TASK REQUIREMENTS
Reproduce every record below verbatim, keeping each line unchanged and in its original order.

**** PROVIDED RECORDS ****

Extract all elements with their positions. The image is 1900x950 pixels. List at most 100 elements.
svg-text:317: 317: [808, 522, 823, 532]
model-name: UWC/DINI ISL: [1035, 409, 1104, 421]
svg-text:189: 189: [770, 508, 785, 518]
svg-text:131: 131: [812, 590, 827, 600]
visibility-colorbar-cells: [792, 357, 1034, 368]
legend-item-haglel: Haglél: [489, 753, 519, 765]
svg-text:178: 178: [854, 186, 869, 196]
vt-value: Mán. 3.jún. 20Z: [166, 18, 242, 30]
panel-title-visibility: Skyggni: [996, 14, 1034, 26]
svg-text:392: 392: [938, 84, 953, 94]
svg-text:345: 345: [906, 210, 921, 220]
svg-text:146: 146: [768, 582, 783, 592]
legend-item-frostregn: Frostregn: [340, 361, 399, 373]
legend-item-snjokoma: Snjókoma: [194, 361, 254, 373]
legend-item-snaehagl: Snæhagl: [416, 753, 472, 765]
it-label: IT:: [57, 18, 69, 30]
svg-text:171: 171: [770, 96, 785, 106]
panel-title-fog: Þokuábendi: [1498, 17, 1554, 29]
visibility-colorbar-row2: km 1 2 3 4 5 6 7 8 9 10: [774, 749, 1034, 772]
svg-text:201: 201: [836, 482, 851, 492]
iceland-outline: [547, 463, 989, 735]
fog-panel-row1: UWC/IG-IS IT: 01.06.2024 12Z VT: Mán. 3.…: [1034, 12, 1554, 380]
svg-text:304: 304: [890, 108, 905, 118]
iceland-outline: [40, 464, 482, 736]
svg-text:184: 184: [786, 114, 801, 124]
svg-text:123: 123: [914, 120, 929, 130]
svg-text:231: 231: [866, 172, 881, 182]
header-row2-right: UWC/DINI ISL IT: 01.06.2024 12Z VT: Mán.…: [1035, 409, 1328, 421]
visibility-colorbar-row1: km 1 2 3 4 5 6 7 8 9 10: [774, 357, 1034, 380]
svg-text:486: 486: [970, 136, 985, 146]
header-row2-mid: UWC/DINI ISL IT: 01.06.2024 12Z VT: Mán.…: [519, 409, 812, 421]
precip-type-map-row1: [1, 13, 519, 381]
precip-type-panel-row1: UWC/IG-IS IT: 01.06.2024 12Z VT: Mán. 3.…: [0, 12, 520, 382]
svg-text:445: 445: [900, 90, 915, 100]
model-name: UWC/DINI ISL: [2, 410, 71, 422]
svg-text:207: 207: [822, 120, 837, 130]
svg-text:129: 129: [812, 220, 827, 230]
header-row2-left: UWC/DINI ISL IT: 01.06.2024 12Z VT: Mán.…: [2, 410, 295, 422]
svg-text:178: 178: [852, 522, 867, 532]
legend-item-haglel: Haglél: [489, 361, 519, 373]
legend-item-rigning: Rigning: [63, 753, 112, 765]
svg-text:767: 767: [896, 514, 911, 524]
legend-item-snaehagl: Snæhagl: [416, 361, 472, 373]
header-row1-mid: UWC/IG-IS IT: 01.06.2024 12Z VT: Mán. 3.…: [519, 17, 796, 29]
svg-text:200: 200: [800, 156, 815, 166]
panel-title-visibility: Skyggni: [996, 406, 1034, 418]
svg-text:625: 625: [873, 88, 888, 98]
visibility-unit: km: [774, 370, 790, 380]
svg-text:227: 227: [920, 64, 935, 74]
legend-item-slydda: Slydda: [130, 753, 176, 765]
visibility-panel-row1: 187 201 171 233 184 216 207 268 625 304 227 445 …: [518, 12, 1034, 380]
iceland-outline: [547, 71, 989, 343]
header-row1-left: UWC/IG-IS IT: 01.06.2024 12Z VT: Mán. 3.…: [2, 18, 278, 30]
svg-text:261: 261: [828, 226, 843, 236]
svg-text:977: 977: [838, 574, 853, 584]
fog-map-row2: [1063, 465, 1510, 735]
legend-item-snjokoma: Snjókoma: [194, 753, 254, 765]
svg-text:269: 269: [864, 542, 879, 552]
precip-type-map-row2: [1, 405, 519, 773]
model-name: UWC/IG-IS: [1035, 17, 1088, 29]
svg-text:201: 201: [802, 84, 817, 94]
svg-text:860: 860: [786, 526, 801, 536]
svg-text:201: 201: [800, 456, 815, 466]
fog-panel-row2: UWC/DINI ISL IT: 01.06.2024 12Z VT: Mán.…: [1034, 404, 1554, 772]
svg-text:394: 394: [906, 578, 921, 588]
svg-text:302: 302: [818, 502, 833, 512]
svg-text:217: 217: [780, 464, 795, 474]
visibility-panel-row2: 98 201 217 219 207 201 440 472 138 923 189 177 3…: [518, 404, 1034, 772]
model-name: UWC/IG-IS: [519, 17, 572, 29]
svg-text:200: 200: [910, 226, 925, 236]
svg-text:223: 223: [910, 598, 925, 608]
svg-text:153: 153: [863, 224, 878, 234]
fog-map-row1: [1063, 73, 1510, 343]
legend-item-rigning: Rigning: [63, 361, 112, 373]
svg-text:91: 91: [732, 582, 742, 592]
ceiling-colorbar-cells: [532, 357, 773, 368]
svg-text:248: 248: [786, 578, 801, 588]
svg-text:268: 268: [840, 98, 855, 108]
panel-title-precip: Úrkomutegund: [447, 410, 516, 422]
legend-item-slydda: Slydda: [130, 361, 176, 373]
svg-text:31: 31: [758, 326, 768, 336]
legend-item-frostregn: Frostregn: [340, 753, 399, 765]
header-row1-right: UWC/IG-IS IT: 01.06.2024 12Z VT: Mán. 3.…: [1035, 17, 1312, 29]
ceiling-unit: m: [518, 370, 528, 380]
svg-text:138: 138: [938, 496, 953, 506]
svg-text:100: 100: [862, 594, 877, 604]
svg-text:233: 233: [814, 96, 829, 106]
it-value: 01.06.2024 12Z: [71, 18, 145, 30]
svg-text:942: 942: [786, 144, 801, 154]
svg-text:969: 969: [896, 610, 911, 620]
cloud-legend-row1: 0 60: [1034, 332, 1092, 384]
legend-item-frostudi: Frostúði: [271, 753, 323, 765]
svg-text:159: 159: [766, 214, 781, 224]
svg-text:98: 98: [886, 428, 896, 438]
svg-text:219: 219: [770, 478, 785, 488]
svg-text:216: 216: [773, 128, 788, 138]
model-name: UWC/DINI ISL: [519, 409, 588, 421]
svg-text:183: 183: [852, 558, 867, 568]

****

OUTPUT OF THE EXERCISE
Extract all elements with their positions. The image is 1900x950 pixels. List at most 100 elements.
svg-text:317: 317: [808, 522, 823, 532]
model-name: UWC/DINI ISL: [1035, 409, 1104, 421]
svg-text:189: 189: [770, 508, 785, 518]
svg-text:131: 131: [812, 590, 827, 600]
visibility-colorbar-cells: [792, 357, 1034, 368]
legend-item-haglel: Haglél: [489, 753, 519, 765]
svg-text:178: 178: [854, 186, 869, 196]
vt-value: Mán. 3.jún. 20Z: [166, 18, 242, 30]
panel-title-visibility: Skyggni: [996, 14, 1034, 26]
svg-text:392: 392: [938, 84, 953, 94]
svg-text:345: 345: [906, 210, 921, 220]
svg-text:146: 146: [768, 582, 783, 592]
legend-item-frostregn: Frostregn: [340, 361, 399, 373]
legend-item-snjokoma: Snjókoma: [194, 361, 254, 373]
legend-item-snaehagl: Snæhagl: [416, 753, 472, 765]
it-label: IT:: [57, 18, 69, 30]
svg-text:171: 171: [770, 96, 785, 106]
panel-title-fog: Þokuábendi: [1498, 17, 1554, 29]
visibility-colorbar-row2: km 1 2 3 4 5 6 7 8 9 10: [774, 749, 1034, 772]
svg-text:201: 201: [836, 482, 851, 492]
iceland-outline: [547, 463, 989, 735]
fog-panel-row1: UWC/IG-IS IT: 01.06.2024 12Z VT: Mán. 3.…: [1034, 12, 1554, 380]
svg-text:304: 304: [890, 108, 905, 118]
iceland-outline: [40, 464, 482, 736]
svg-text:184: 184: [786, 114, 801, 124]
svg-text:123: 123: [914, 120, 929, 130]
svg-text:231: 231: [866, 172, 881, 182]
header-row2-right: UWC/DINI ISL IT: 01.06.2024 12Z VT: Mán.…: [1035, 409, 1328, 421]
visibility-colorbar-row1: km 1 2 3 4 5 6 7 8 9 10: [774, 357, 1034, 380]
svg-text:486: 486: [970, 136, 985, 146]
header-row2-mid: UWC/DINI ISL IT: 01.06.2024 12Z VT: Mán.…: [519, 409, 812, 421]
precip-type-map-row1: [1, 13, 519, 381]
precip-type-panel-row1: UWC/IG-IS IT: 01.06.2024 12Z VT: Mán. 3.…: [0, 12, 520, 382]
svg-text:445: 445: [900, 90, 915, 100]
model-name: UWC/DINI ISL: [2, 410, 71, 422]
svg-text:207: 207: [822, 120, 837, 130]
svg-text:129: 129: [812, 220, 827, 230]
header-row2-left: UWC/DINI ISL IT: 01.06.2024 12Z VT: Mán.…: [2, 410, 295, 422]
svg-text:178: 178: [852, 522, 867, 532]
legend-item-haglel: Haglél: [489, 361, 519, 373]
legend-item-rigning: Rigning: [63, 753, 112, 765]
svg-text:767: 767: [896, 514, 911, 524]
legend-item-snaehagl: Snæhagl: [416, 361, 472, 373]
header-row1-mid: UWC/IG-IS IT: 01.06.2024 12Z VT: Mán. 3.…: [519, 17, 796, 29]
svg-text:200: 200: [800, 156, 815, 166]
panel-title-visibility: Skyggni: [996, 406, 1034, 418]
svg-text:625: 625: [873, 88, 888, 98]
visibility-unit: km: [774, 370, 790, 380]
svg-text:227: 227: [920, 64, 935, 74]
legend-item-slydda: Slydda: [130, 753, 176, 765]
visibility-panel-row1: 187 201 171 233 184 216 207 268 625 304 227 445 …: [518, 12, 1034, 380]
iceland-outline: [547, 71, 989, 343]
header-row1-left: UWC/IG-IS IT: 01.06.2024 12Z VT: Mán. 3.…: [2, 18, 278, 30]
svg-text:261: 261: [828, 226, 843, 236]
svg-text:977: 977: [838, 574, 853, 584]
fog-map-row2: [1063, 465, 1510, 735]
legend-item-snjokoma: Snjókoma: [194, 753, 254, 765]
svg-text:269: 269: [864, 542, 879, 552]
precip-type-map-row2: [1, 405, 519, 773]
model-name: UWC/IG-IS: [1035, 17, 1088, 29]
svg-text:201: 201: [802, 84, 817, 94]
svg-text:860: 860: [786, 526, 801, 536]
svg-text:201: 201: [800, 456, 815, 466]
fog-panel-row2: UWC/DINI ISL IT: 01.06.2024 12Z VT: Mán.…: [1034, 404, 1554, 772]
svg-text:394: 394: [906, 578, 921, 588]
svg-text:302: 302: [818, 502, 833, 512]
svg-text:217: 217: [780, 464, 795, 474]
visibility-panel-row2: 98 201 217 219 207 201 440 472 138 923 189 177 3…: [518, 404, 1034, 772]
model-name: UWC/IG-IS: [519, 17, 572, 29]
svg-text:200: 200: [910, 226, 925, 236]
svg-text:223: 223: [910, 598, 925, 608]
svg-text:153: 153: [863, 224, 878, 234]
fog-map-row1: [1063, 73, 1510, 343]
legend-item-rigning: Rigning: [63, 361, 112, 373]
svg-text:91: 91: [732, 582, 742, 592]
ceiling-colorbar-cells: [532, 357, 773, 368]
svg-text:248: 248: [786, 578, 801, 588]
svg-text:268: 268: [840, 98, 855, 108]
panel-title-precip: Úrkomutegund: [447, 410, 516, 422]
legend-item-slydda: Slydda: [130, 361, 176, 373]
svg-text:31: 31: [758, 326, 768, 336]
legend-item-frostregn: Frostregn: [340, 753, 399, 765]
header-row1-right: UWC/IG-IS IT: 01.06.2024 12Z VT: Mán. 3.…: [1035, 17, 1312, 29]
ceiling-unit: m: [518, 370, 528, 380]
svg-text:138: 138: [938, 496, 953, 506]
svg-text:100: 100: [862, 594, 877, 604]
svg-text:233: 233: [814, 96, 829, 106]
it-value: 01.06.2024 12Z: [71, 18, 145, 30]
svg-text:942: 942: [786, 144, 801, 154]
svg-text:969: 969: [896, 610, 911, 620]
cloud-legend-row1: 0 60: [1034, 332, 1092, 384]
legend-item-frostudi: Frostúði: [271, 753, 323, 765]
svg-text:159: 159: [766, 214, 781, 224]
svg-text:98: 98: [886, 428, 896, 438]
svg-text:219: 219: [770, 478, 785, 488]
svg-text:216: 216: [773, 128, 788, 138]
model-name: UWC/DINI ISL: [519, 409, 588, 421]
svg-text:183: 183: [852, 558, 867, 568]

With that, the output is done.